[Collected data]
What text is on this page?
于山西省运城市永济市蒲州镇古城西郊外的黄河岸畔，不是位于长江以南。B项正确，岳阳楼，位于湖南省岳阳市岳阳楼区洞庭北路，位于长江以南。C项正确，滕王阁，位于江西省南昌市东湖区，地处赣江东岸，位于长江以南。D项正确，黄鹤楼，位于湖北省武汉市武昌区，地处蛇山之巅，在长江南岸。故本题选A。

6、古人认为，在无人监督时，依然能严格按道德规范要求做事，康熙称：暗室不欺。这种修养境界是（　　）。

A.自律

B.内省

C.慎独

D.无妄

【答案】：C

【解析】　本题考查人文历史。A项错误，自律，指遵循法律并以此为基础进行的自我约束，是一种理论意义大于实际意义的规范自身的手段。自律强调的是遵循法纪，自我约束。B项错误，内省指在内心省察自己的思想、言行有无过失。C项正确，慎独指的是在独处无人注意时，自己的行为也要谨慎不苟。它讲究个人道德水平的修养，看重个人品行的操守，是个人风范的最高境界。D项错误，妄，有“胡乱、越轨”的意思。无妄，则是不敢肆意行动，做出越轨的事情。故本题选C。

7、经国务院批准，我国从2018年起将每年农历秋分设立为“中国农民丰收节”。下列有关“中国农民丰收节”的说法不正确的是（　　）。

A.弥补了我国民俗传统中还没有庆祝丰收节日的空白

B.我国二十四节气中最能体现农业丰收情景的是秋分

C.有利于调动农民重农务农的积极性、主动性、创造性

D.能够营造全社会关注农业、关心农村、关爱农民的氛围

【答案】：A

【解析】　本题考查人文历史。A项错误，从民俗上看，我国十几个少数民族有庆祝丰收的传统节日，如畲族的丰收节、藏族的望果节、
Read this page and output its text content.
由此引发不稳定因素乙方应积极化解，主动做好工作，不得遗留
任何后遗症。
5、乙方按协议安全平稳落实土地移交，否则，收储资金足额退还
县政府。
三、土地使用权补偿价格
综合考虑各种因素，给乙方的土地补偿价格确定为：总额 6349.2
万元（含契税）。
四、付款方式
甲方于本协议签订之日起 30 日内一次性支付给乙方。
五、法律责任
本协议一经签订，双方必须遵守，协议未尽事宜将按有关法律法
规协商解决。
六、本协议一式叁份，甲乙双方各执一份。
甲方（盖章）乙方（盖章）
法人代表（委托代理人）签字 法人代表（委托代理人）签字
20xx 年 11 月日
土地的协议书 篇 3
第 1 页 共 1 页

- **Exercise objective**: Write out only what runs from the line holding "Read this page and output its text content." through the last line of the records, exactly as shown.

- **Output of the task**:
Read this page and output its text content.
由此引发不稳定因素乙方应积极化解，主动做好工作，不得遗留
任何后遗症。
5、乙方按协议安全平稳落实土地移交，否则，收储资金足额退还
县政府。
三、土地使用权补偿价格
综合考虑各种因素，给乙方的土地补偿价格确定为：总额 6349.2
万元（含契税）。
四、付款方式
甲方于本协议签订之日起 30 日内一次性支付给乙方。
五、法律责任
本协议一经签订，双方必须遵守，协议未尽事宜将按有关法律法
规协商解决。
六、本协议一式叁份，甲乙双方各执一份。
甲方（盖章）乙方（盖章）
法人代表（委托代理人）签字 法人代表（委托代理人）签字
20xx 年 11 月日
土地的协议书 篇 3
第 1 页 共 1 页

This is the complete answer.